» **Task objective**: Go through the entries below and collect each line with the string "obyv" in it.
— start Data to process —
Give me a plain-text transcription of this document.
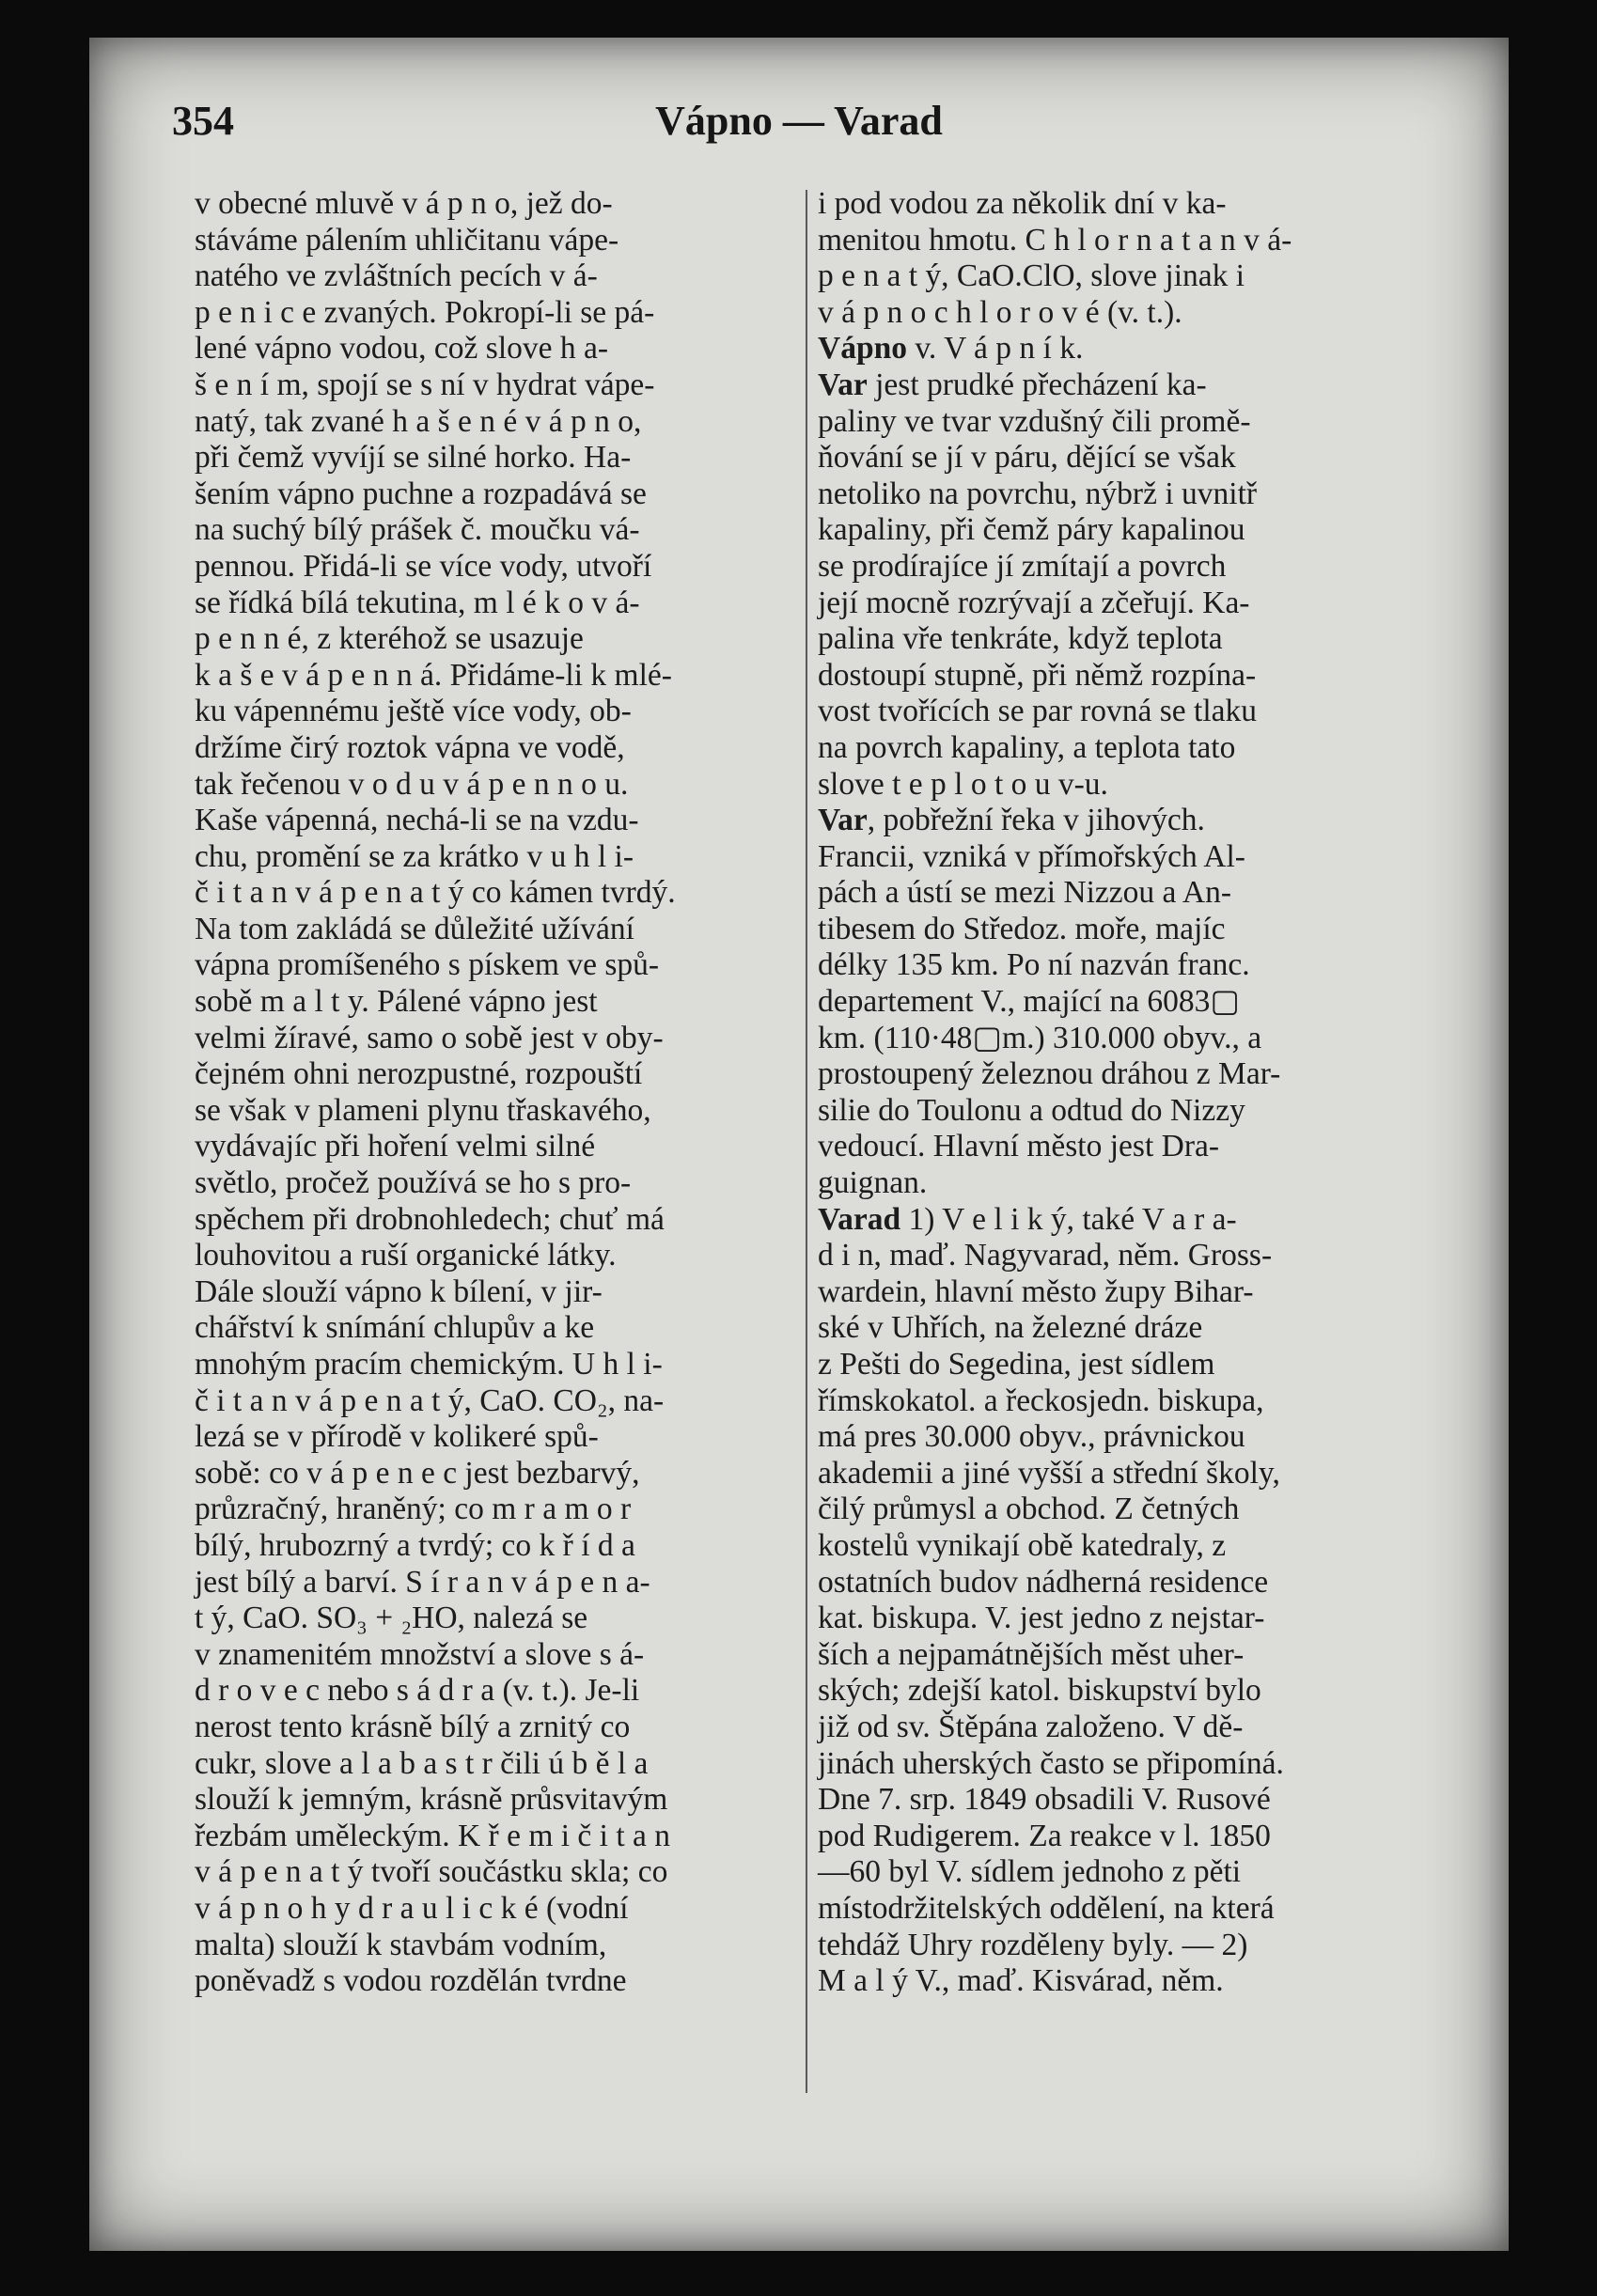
354	Vápno — Varad
v obecné mluvě v á p n o, jež do-
stáváme pálením uhličitanu vápe-
natého ve zvláštních pecích v á-
p e n i c e zvaných. Pokropí-li se pá-
lené vápno vodou, což slove h a-
š e n í m, spojí se s ní v hydrat vápe-
natý, tak zvané h a š e n é v á p n o,
při čemž vyvíjí se silné horko. Ha-
šením vápno puchne a rozpadává se
na suchý bílý prášek č. moučku vá-
pennou. Přidá-li se více vody, utvoří
se řídká bílá tekutina, m l é k o v á-
p e n n é, z kteréhož se usazuje
k a š e v á p e n n á. Přidáme-li k mlé-
ku vápennému ještě více vody, ob-
držíme čirý roztok vápna ve vodě,
tak řečenou v o d u v á p e n n o u.
Kaše vápenná, nechá-li se na vzdu-
chu, promění se za krátko v u h l i-
č i t a n v á p e n a t ý co kámen tvrdý.
Na tom zakládá se důležité užívání
vápna promíšeného s pískem ve spů-
sobě m a l t y. Pálené vápno jest
velmi žíravé, samo o sobě jest v oby-
čejném ohni nerozpustné, rozpouští
se však v plameni plynu třaskavého,
vydávajíc při hoření velmi silné
světlo, pročež používá se ho s pro-
spěchem při drobnohledech; chuť má
louhovitou a ruší organické látky.
Dále slouží vápno k bílení, v jir-
chářství k snímání chlupův a ke
mnohým pracím chemickým. U h l i-
č i t a n v á p e n a t ý, CaO. CO₂, na-
lezá se v přírodě v kolikeré spů-
sobě: co v á p e n e c jest bezbarvý,
průzračný, hraněný; co m r a m o r
bílý, hrubozrný a tvrdý; co k ř í d a
jest bílý a barví. S í r a n v á p e n a-
t ý, CaO. SO₃ + ₂HO, nalezá se
v znamenitém množství a slove s á-
d r o v e c nebo s á d r a (v. t.). Je-li
nerost tento krásně bílý a zrnitý co
cukr, slove a l a b a s t r čili ú b ě l a
slouží k jemným, krásně průsvitavým
řezbám uměleckým. K ř e m i č i t a n
v á p e n a t ý tvoří součástku skla; co
v á p n o h y d r a u l i c k é (vodní
malta) slouží k stavbám vodním,
poněvadž s vodou rozdělán tvrdne
i pod vodou za několik dní v ka-
menitou hmotu. C h l o r n a t a n v á-
p e n a t ý, CaO.ClO, slove jinak i
v á p n o c h l o r o v é (v. t.).
Vápno v. V á p n í k.
Var jest prudké přecházení ka-
paliny ve tvar vzdušný čili promě-
ňování se jí v páru, dějící se však
netoliko na povrchu, nýbrž i uvnitř
kapaliny, při čemž páry kapalinou
se prodírajíce jí zmítají a povrch
její mocně rozrývají a zčeřují. Ka-
palina vře tenkráte, když teplota
dostoupí stupně, při němž rozpína-
vost tvořících se par rovná se tlaku
na povrch kapaliny, a teplota tato
slove t e p l o t o u v-u.
Var, pobřežní řeka v jihových.
Francii, vzniká v přímořských Al-
pách a ústí se mezi Nizzou a An-
tibesem do Středoz. moře, majíc
délky 135 km. Po ní nazván franc.
departement V., mající na 6083▢
km. (110·48▢m.) 310.000 obyv., a
prostoupený železnou dráhou z Mar-
silie do Toulonu a odtud do Nizzy
vedoucí. Hlavní město jest Dra-
guignan.
Varad 1) V e l i k ý, také V a r a-
d i n, maď. Nagyvarad, něm. Gross-
wardein, hlavní město župy Bihar-
ské v Uhřích, na železné dráze
z Pešti do Segedina, jest sídlem
římskokatol. a řeckosjedn. biskupa,
má pres 30.000 obyv., právnickou
akademii a jiné vyšší a střední školy,
čilý průmysl a obchod. Z četných
kostelů vynikají obě katedraly, z
ostatních budov nádherná residence
kat. biskupa. V. jest jedno z nejstar-
ších a nejpamátnějších měst uher-
ských; zdejší katol. biskupství bylo
již od sv. Štěpána založeno. V dě-
jinách uherských často se připomíná.
Dne 7. srp. 1849 obsadili V. Rusové
pod Rudigerem. Za reakce v l. 1850
—60 byl V. sídlem jednoho z pěti
místodržitelských oddělení, na která
tehdáž Uhry rozděleny byly. — 2)
M a l ý V., maď. Kisvárad, něm.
— end Data to process —
» **Result**:
km. (110·48▢m.) 310.000 obyv., a
má pres 30.000 obyv., právnickou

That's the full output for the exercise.